:: DOCUMENT SECTION ::
To install dynamic(i/o) you need to first authenticate with AWS Code Artifact. Just follow the below steps:

>> pip install dynamicio

API Documentation

Read our docs here: https://vortechsa.github.io/dynamicio/

How to use

We will go over an end-to-end example for reading and writing a single dataset, covering:

  1. all components involved and how they are configured, and;
  2. how these components are pieced together

You can find this example under the demo directory fo this repo.

Keywords:

  • source configs
  • resource definitions
  • schema definitions

Let's start

Suppose you want to ingest the foo and bar datasets, respectively from S3 and Postgres and stage them to S3 for further processing.

:: SOURCE DATA ::

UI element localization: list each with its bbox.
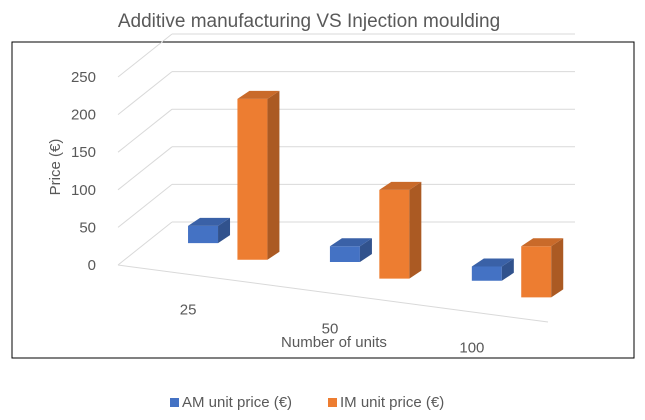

:: WHAT TO DO ::
Repeat the passage from the dynamicio guide above, word for word, from "We will go over" to "fo this repo.".

:: ANSWER TO THIS TASK ::
We will go over an end-to-end example for reading and writing a single dataset, covering:

  1. all components involved and how they are configured, and;
  2. how these components are pieced together

You can find this example under the demo directory fo this repo.